The exercise asks you to copy every line below in which "استان" appears.
==========
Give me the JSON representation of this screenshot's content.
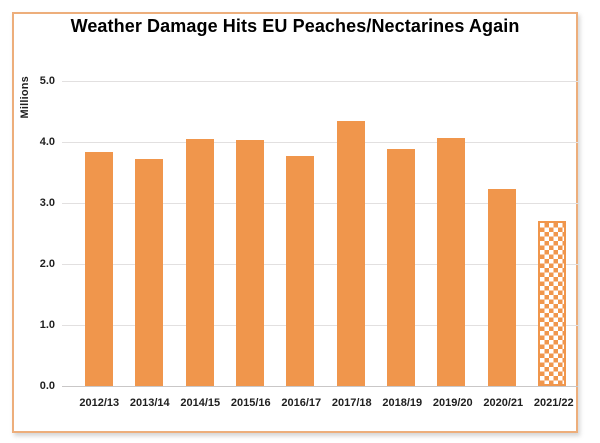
{
  "colors": {
    "bar": "#F0964C",
    "frame": "#EDAE7B",
    "grid": "#E2E0E0",
    "axis": "#C9C7C7",
    "text": "#1F1F1F",
    "title_text": "#000000",
    "bg": "#FFFFFF"
  },
  "chart_data": {
    "type": "bar",
    "title": "Weather Damage Hits EU Peaches/Nectarines Again",
    "xlabel": "",
    "ylabel": "Millions",
    "categories": [
      "2012/13",
      "2013/14",
      "2014/15",
      "2015/16",
      "2016/17",
      "2017/18",
      "2018/19",
      "2019/20",
      "2020/21",
      "2021/22"
    ],
    "values": [
      3.83,
      3.72,
      4.05,
      4.04,
      3.77,
      4.35,
      3.88,
      4.06,
      3.23,
      2.7
    ],
    "bar_patterns": [
      "solid",
      "solid",
      "solid",
      "solid",
      "solid",
      "solid",
      "solid",
      "solid",
      "solid",
      "checker"
    ],
    "ylim": [
      0,
      5
    ],
    "yticks": [
      "0.0",
      "1.0",
      "2.0",
      "3.0",
      "4.0",
      "5.0"
    ],
    "grid": true,
    "legend": "none"
  }
}
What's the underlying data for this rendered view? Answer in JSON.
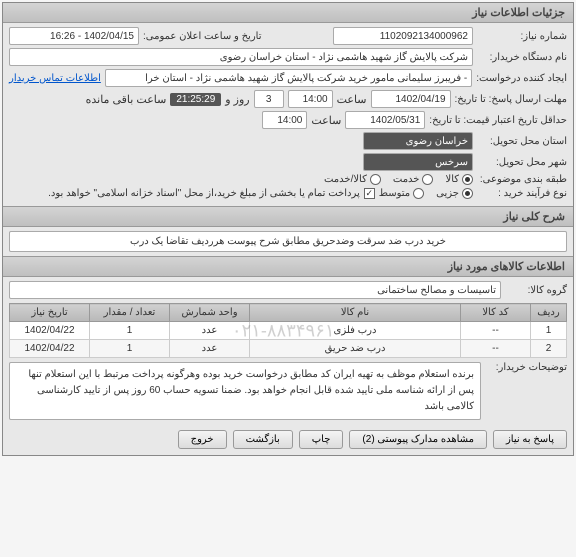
{
  "panel_title": "جزئیات اطلاعات نیاز",
  "fields": {
    "need_no_label": "شماره نیاز:",
    "need_no": "1102092134000962",
    "pub_datetime_label": "تاریخ و ساعت اعلان عمومی:",
    "pub_datetime": "1402/04/15 - 16:26",
    "buyer_label": "نام دستگاه خریدار:",
    "buyer": "شرکت پالایش گاز شهید هاشمی نژاد - استان خراسان رضوی",
    "requester_label": "ایجاد کننده درخواست:",
    "requester": "- فریبرز سلیمانی مامور خرید شرکت پالایش گاز شهید هاشمی نژاد - استان خرا",
    "contact_link": "اطلاعات تماس خریدار",
    "deadline_label": "مهلت ارسال پاسخ: تا تاریخ:",
    "deadline_date": "1402/04/19",
    "time_label": "ساعت",
    "deadline_time": "14:00",
    "days_remain": "3",
    "days_label": "روز و",
    "countdown": "21:25:29",
    "remain_label": "ساعت باقی مانده",
    "validity_label": "حداقل تاریخ اعتبار قیمت: تا تاریخ:",
    "validity_date": "1402/05/31",
    "validity_time": "14:00",
    "province_label": "استان محل تحویل:",
    "province": "خراسان رضوی",
    "city_label": "شهر محل تحویل:",
    "city": "سرخس",
    "subject_cat_label": "طبقه بندی موضوعی:",
    "buy_type_label": "نوع فرآیند خرید :",
    "payment_note": "پرداخت تمام یا بخشی از مبلغ خرید،از محل \"اسناد خزانه اسلامی\" خواهد بود."
  },
  "subject_options": [
    {
      "label": "کالا",
      "checked": true
    },
    {
      "label": "خدمت",
      "checked": false
    },
    {
      "label": "کالا/خدمت",
      "checked": false
    }
  ],
  "buy_type_options": [
    {
      "label": "جزیی",
      "checked": true
    },
    {
      "label": "متوسط",
      "checked": false
    }
  ],
  "sections": {
    "desc_title": "شرح کلی نیاز",
    "desc_text": "خرید درب ضد سرقت وضدحریق مطابق شرح پیوست  هرردیف تقاضا یک درب",
    "items_title": "اطلاعات کالاهای مورد نیاز",
    "group_label": "گروه کالا:",
    "group_value": "تاسیسات و مصالح ساختمانی",
    "notes_label": "توضیحات خریدار:",
    "notes_text": "برنده استعلام موظف به تهیه ایران کد مطابق درخواست خرید بوده وهرگونه پرداخت مرتبط با این استعلام تنها پس از ارائه شناسه ملی تایید شده قابل انجام خواهد بود. ضمنا تسویه حساب 60 روز پس از تایید کارشناسی کالامی باشد"
  },
  "table": {
    "columns": [
      "ردیف",
      "کد کالا",
      "نام کالا",
      "واحد شمارش",
      "تعداد / مقدار",
      "تاریخ نیاز"
    ],
    "rows": [
      [
        "1",
        "--",
        "درب فلزی",
        "عدد",
        "1",
        "1402/04/22"
      ],
      [
        "2",
        "--",
        "درب ضد حریق",
        "عدد",
        "1",
        "1402/04/22"
      ]
    ],
    "col_widths": [
      "36px",
      "70px",
      "auto",
      "80px",
      "80px",
      "80px"
    ]
  },
  "watermark": "۰۲۱-۸۸۳۴۹۶۱۰",
  "buttons": {
    "reply": "پاسخ به نیاز",
    "attachments": "مشاهده مدارک پیوستی (2)",
    "print": "چاپ",
    "back": "بازگشت",
    "exit": "خروج"
  }
}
==========
**PROBLEM SOLUTION:**
    "buyer": "شرکت پالایش گاز شهید هاشمی نژاد - استان خراسان رضوی",
    "requester": "- فریبرز سلیمانی مامور خرید شرکت پالایش گاز شهید هاشمی نژاد - استان خرا",
    "province_label": "استان محل تحویل:",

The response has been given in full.